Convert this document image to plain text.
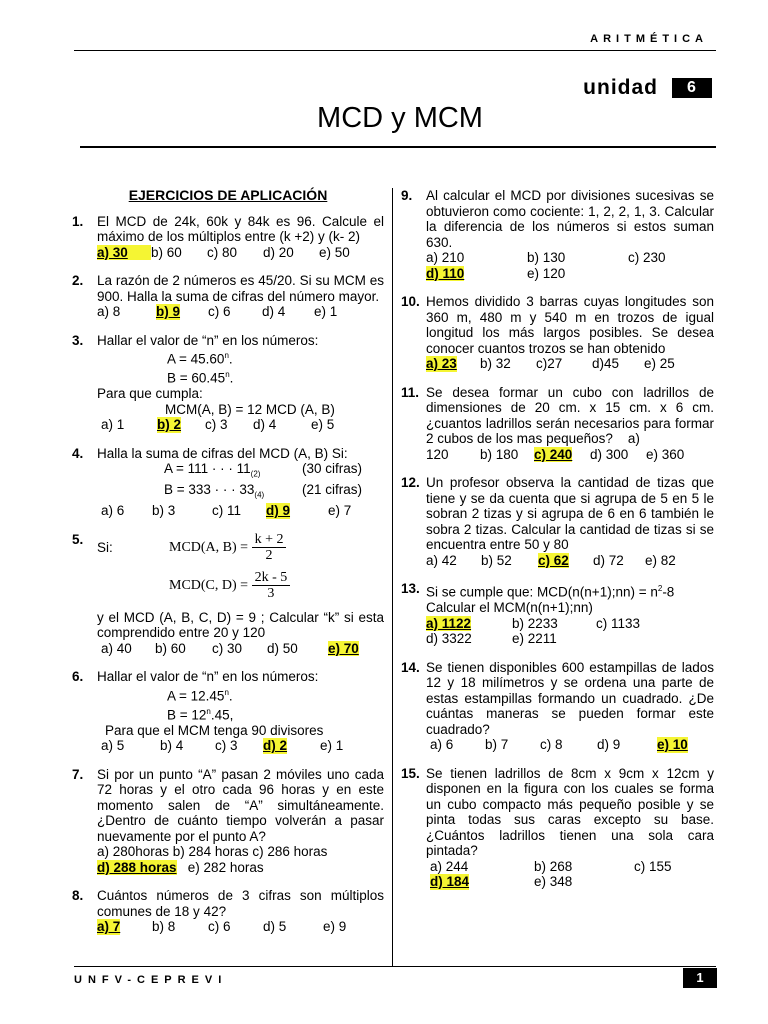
ARITMÉTICA
unidad	6
MCD y MCM
EJERCICIOS DE APLICACIÓN
1. El MCD de 24k, 60k y 84k es 96. Calcule el máximo de los múltiplos entre (k +2) y (k- 2)
a) 30	b) 60	c) 80	d) 20	e) 50
2. La razón de 2 números es 45/20. Si su MCM es 900. Halla la suma de cifras del número mayor.
a) 8	b) 9	c) 6	d) 4	e) 1
3. Hallar el valor de “n” en los números:
$A = 45.60^n$.
$B = 60.45^n$.
Para que cumpla:
MCM(A, B) = 12 MCD (A, B)
a) 1	b) 2	c) 3	d) 4	e) 5
4. Halla la suma de cifras del MCD (A, B) Si:
A = 111 · · · $11_{(2)}$	(30 cifras)
B = 333 · · · $33_{(4)}$	(21 cifras)
a) 6	b) 3	c) 11	d) 9	e) 7
5.
Si:	MCD(A, B) =
$\frac{k + 2}{2}$
MCD(C, D) =
$\frac{2k - 5}{3}$
y el MCD (A, B, C, D) = 9 ; Calcular “k” si esta comprendido entre 20 y 120
a) 40	b) 60	c) 30	d) 50	e) 70
6. Hallar el valor de “n” en los números:
$A = 12.45^n$.
$B = 12^n.45$,
Para que el MCM tenga 90 divisores
a) 5	b) 4	c) 3	d) 2	e) 1
7. Si por un punto “A” pasan 2 móviles uno cada 72 horas y el otro cada 96 horas y en este momento salen de “A” simultáneamente. ¿Dentro de cuánto tiempo volverán a pasar nuevamente por el punto A?
a) 280horas b) 284 horas c) 286 horas
d) 288 horas e) 282 horas
8. Cuántos números de 3 cifras son múltiplos comunes de 18 y 42?
a) 7	b) 8	c) 6	d) 5	e) 9
9. Al calcular el MCD por divisiones sucesivas se obtuvieron como cociente: 1, 2, 2, 1, 3. Calcular la diferencia de los números si estos suman 630.
a) 210	b) 130	c) 230
d) 110	e) 120
10. Hemos dividido 3 barras cuyas longitudes son 360 m, 480 m y 540 m en trozos de igual longitud los más largos posibles. Se desea conocer cuantos trozos se han obtenido
a) 23	b) 32	c)27	d)45	e) 25
11. Se desea formar un cubo con ladrillos de dimensiones de 20 cm. x 15 cm. x 6 cm. ¿cuantos ladrillos serán necesarios para formar 2 cubos de los mas pequeños? a)
120	b) 180	c) 240	d) 300	e) 360
12. Un profesor observa la cantidad de tizas que tiene y se da cuenta que si agrupa de 5 en 5 le sobran 2 tizas y si agrupa de 6 en 6 también le sobra 2 tizas. Calcular la cantidad de tizas si se encuentra entre 50 y 80
a) 42	b) 52	c) 62	d) 72	e) 82
13. Si se cumple que: MCD(n(n+1);nn) = $n^2-8$
Calcular el MCM(n(n+1);nn)
a) 1122	b) 2233	c) 1133
d) 3322	e) 2211
14. Se tienen disponibles 600 estampillas de lados 12 y 18 milímetros y se ordena una parte de estas estampillas formando un cuadrado. ¿De cuántas maneras se pueden formar este cuadrado?
a) 6	b) 7	c) 8	d) 9	e) 10
15. Se tienen ladrillos de 8cm x 9cm x 12cm y disponen en la figura con los cuales se forma un cubo compacto más pequeño posible y se pinta todas sus caras excepto su base. ¿Cuántos ladrillos tienen una sola cara pintada?
a) 244	b) 268	c) 155
d) 184	e) 348
UNFV-CEPREVI	1
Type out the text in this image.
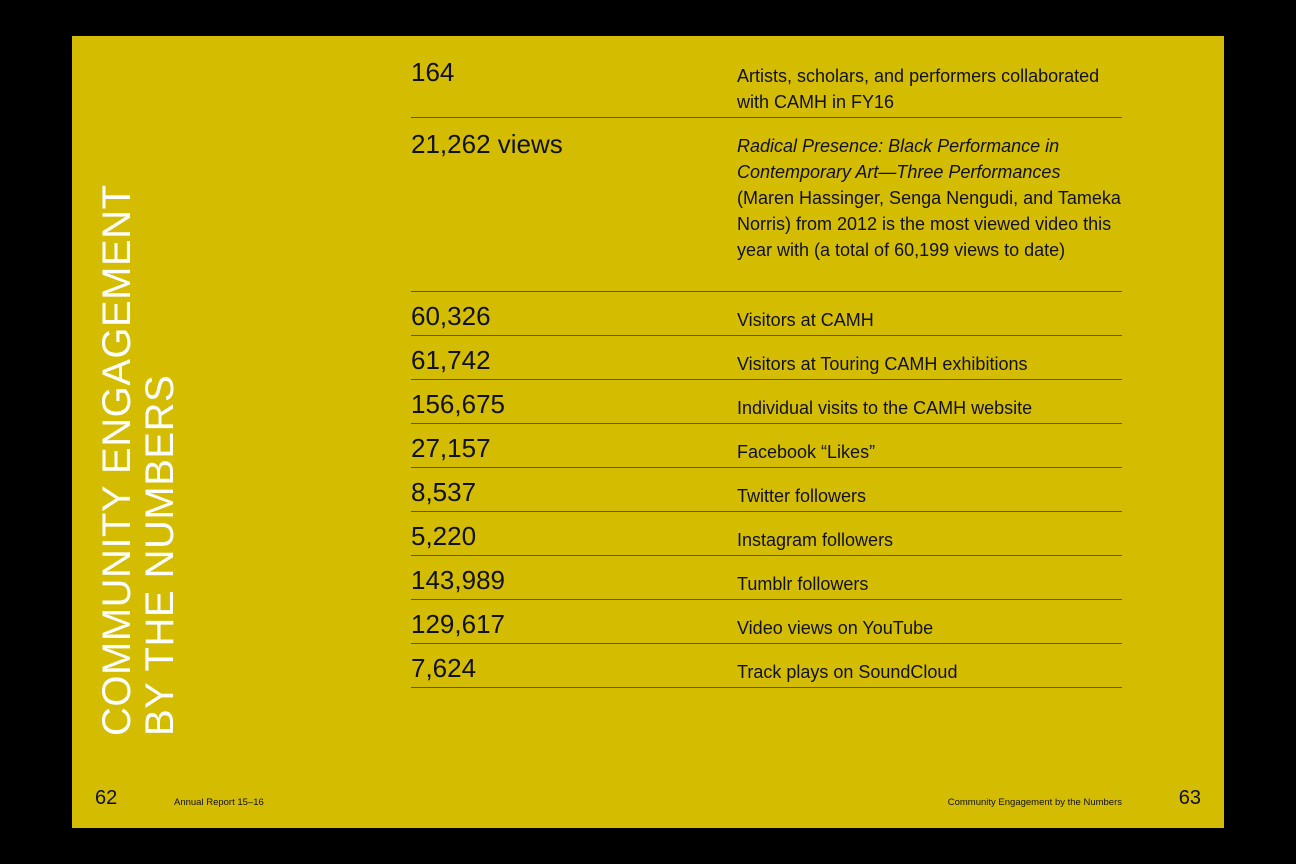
COMMUNITY ENGAGEMENT BY THE NUMBERS
164	Artists, scholars, and performers collaborated with CAMH in FY16
21,262 views	Radical Presence: Black Performance in Contemporary Art—Three Performances (Maren Hassinger, Senga Nengudi, and Tameka Norris) from 2012 is the most viewed video this year with (a total of 60,199 views to date)
60,326	Visitors at CAMH
61,742	Visitors at Touring CAMH exhibitions
156,675	Individual visits to the CAMH website
27,157	Facebook “Likes”
8,537	Twitter followers
5,220	Instagram followers
143,989	Tumblr followers
129,617	Video views on YouTube
7,624	Track plays on SoundCloud
62	Annual Report 15–16	Community Engagement by the Numbers	63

[Exercise directions]:
Scan the data above; copy every line where "tienen" appears.

[Written answer]:
14. Se tienen disponibles 600 estampillas de lados 12 y 18 milímetros y se ordena una parte de estas estampillas formando un cuadrado. ¿De cuántas maneras se pueden formar este cuadrado?
15. Se tienen ladrillos de 8cm x 9cm x 12cm y disponen en la figura con los cuales se forma un cubo compacto más pequeño posible y se pinta todas sus caras excepto su base. ¿Cuántos ladrillos tienen una sola cara pintada?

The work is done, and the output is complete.